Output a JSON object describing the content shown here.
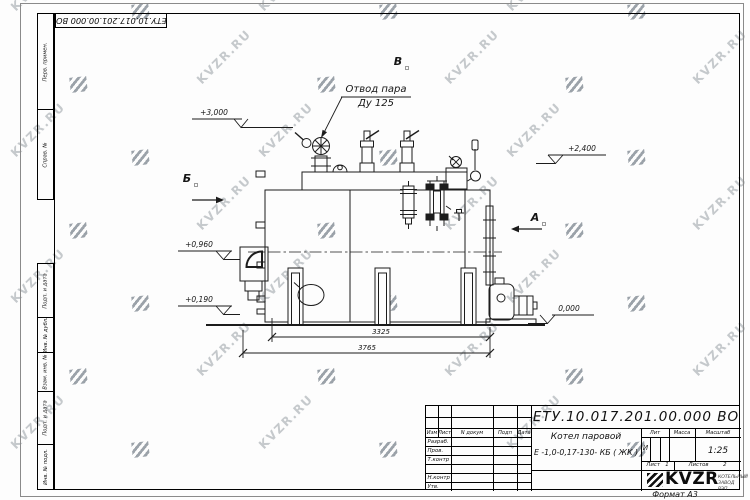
{
  "watermark": {
    "text": "KVZR.RU"
  },
  "frame": {
    "doc_number_flipped": "ЕТУ.10.017.201.00.000  ВО",
    "format_label": "Формат А3",
    "margin_stamps_top": [
      "Перв. примен.",
      "Справ. №"
    ],
    "margin_stamps_bottom": [
      "Подп. и дата",
      "Инв. № дубл.",
      "Взам. инв. №",
      "Подп. и дата",
      "Инв. № подл."
    ]
  },
  "drawing": {
    "callout": {
      "line1": "Отвод пара",
      "line2": "Ду 125"
    },
    "elevations": [
      "+3,000",
      "+2,400",
      "+0,960",
      "+0,190",
      "0,000"
    ],
    "dimensions": [
      "3325",
      "3765"
    ],
    "section_labels": [
      "Б",
      "В",
      "А"
    ]
  },
  "title_block": {
    "doc_number": "ЕТУ.10.017.201.00.000  ВО",
    "product_line1": "Котел паровой",
    "product_line2": "Е -1,0-0,17-130- КБ ( ЖК )",
    "headers": {
      "izm": "Изм",
      "list": "Лист",
      "n_dokum": "N докум",
      "podp": "Подп",
      "data": "Дата",
      "lit": "Лит",
      "massa": "Масса",
      "masshtab": "Масштаб"
    },
    "row_labels": [
      "Разраб.",
      "Пров.",
      "Т.контр",
      "Н.контр",
      "Утв."
    ],
    "lit_value": "И",
    "scale_value": "1:25",
    "sheet": {
      "label": "Лист",
      "value": "1",
      "total_label": "Листов",
      "total_value": "2"
    },
    "logo": {
      "text": "KVZR",
      "sub_line1": "КОТЕЛЬНЫЙ",
      "sub_line2": "ЗАВОД РЭП"
    }
  }
}
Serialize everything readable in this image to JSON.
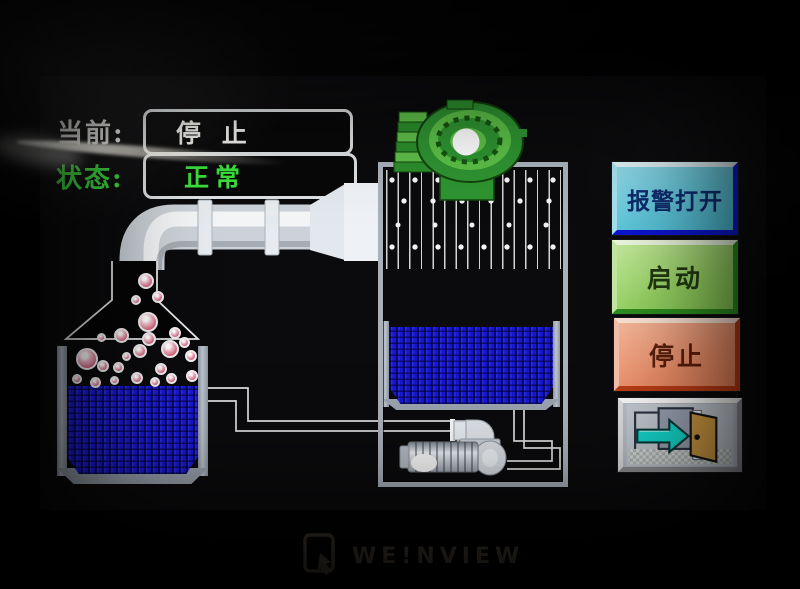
{
  "hmi": {
    "current": {
      "label": "当前:",
      "value": "停 止"
    },
    "status": {
      "label": "状态:",
      "value": "正常"
    }
  },
  "buttons": {
    "alarm_label": "报警打开",
    "start_label": "启动",
    "stop_label": "停止"
  },
  "brand": {
    "logo_text": "WE!NVIEW"
  },
  "icons": {
    "fan": "blower-fan",
    "pump": "centrifugal-pump",
    "exit": "exit-door-arrow"
  },
  "colors": {
    "status_green": "#3ce03c",
    "text_white": "#f2f1ee",
    "liquid_blue": "#1717d2",
    "fan_green": "#2f9431",
    "tank_silver": "#a9b1bb",
    "alarm_button": "#5fc9de",
    "alarm_border_blue": "#0a14d2",
    "start_button": "#97d463",
    "stop_button": "#ee906a",
    "exit_arrow_cyan": "#14d8cc",
    "door_tan": "#cf9a42"
  }
}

-- Task prompt --
Return the full material word for word. Do not include the pictures.

-- Answer to the exercise --
Output a JSON object describing the content shown here.
{
  "watermark": {
    "text": "KVZR.RU"
  },
  "frame": {
    "doc_number_flipped": "ЕТУ.10.017.201.00.000  ВО",
    "format_label": "Формат А3",
    "margin_stamps_top": [
      "Перв. примен.",
      "Справ. №"
    ],
    "margin_stamps_bottom": [
      "Подп. и дата",
      "Инв. № дубл.",
      "Взам. инв. №",
      "Подп. и дата",
      "Инв. № подл."
    ]
  },
  "drawing": {
    "callout": {
      "line1": "Отвод пара",
      "line2": "Ду 125"
    },
    "elevations": [
      "+3,000",
      "+2,400",
      "+0,960",
      "+0,190",
      "0,000"
    ],
    "dimensions": [
      "3325",
      "3765"
    ],
    "section_labels": [
      "Б",
      "В",
      "А"
    ]
  },
  "title_block": {
    "doc_number": "ЕТУ.10.017.201.00.000  ВО",
    "product_line1": "Котел паровой",
    "product_line2": "Е -1,0-0,17-130- КБ ( ЖК )",
    "headers": {
      "izm": "Изм",
      "list": "Лист",
      "n_dokum": "N докум",
      "podp": "Подп",
      "data": "Дата",
      "lit": "Лит",
      "massa": "Масса",
      "masshtab": "Масштаб"
    },
    "row_labels": [
      "Разраб.",
      "Пров.",
      "Т.контр",
      "Н.контр",
      "Утв."
    ],
    "lit_value": "И",
    "scale_value": "1:25",
    "sheet": {
      "label": "Лист",
      "value": "1",
      "total_label": "Листов",
      "total_value": "2"
    },
    "logo": {
      "text": "KVZR",
      "sub_line1": "КОТЕЛЬНЫЙ",
      "sub_line2": "ЗАВОД РЭП"
    }
  }
}
Serialize everything readable in this image to JSON.
{
  "hmi": {
    "current": {
      "label": "当前:",
      "value": "停 止"
    },
    "status": {
      "label": "状态:",
      "value": "正常"
    }
  },
  "buttons": {
    "alarm_label": "报警打开",
    "start_label": "启动",
    "stop_label": "停止"
  },
  "brand": {
    "logo_text": "WE!NVIEW"
  },
  "icons": {
    "fan": "blower-fan",
    "pump": "centrifugal-pump",
    "exit": "exit-door-arrow"
  },
  "colors": {
    "status_green": "#3ce03c",
    "text_white": "#f2f1ee",
    "liquid_blue": "#1717d2",
    "fan_green": "#2f9431",
    "tank_silver": "#a9b1bb",
    "alarm_button": "#5fc9de",
    "alarm_border_blue": "#0a14d2",
    "start_button": "#97d463",
    "stop_button": "#ee906a",
    "exit_arrow_cyan": "#14d8cc",
    "door_tan": "#cf9a42"
  }
}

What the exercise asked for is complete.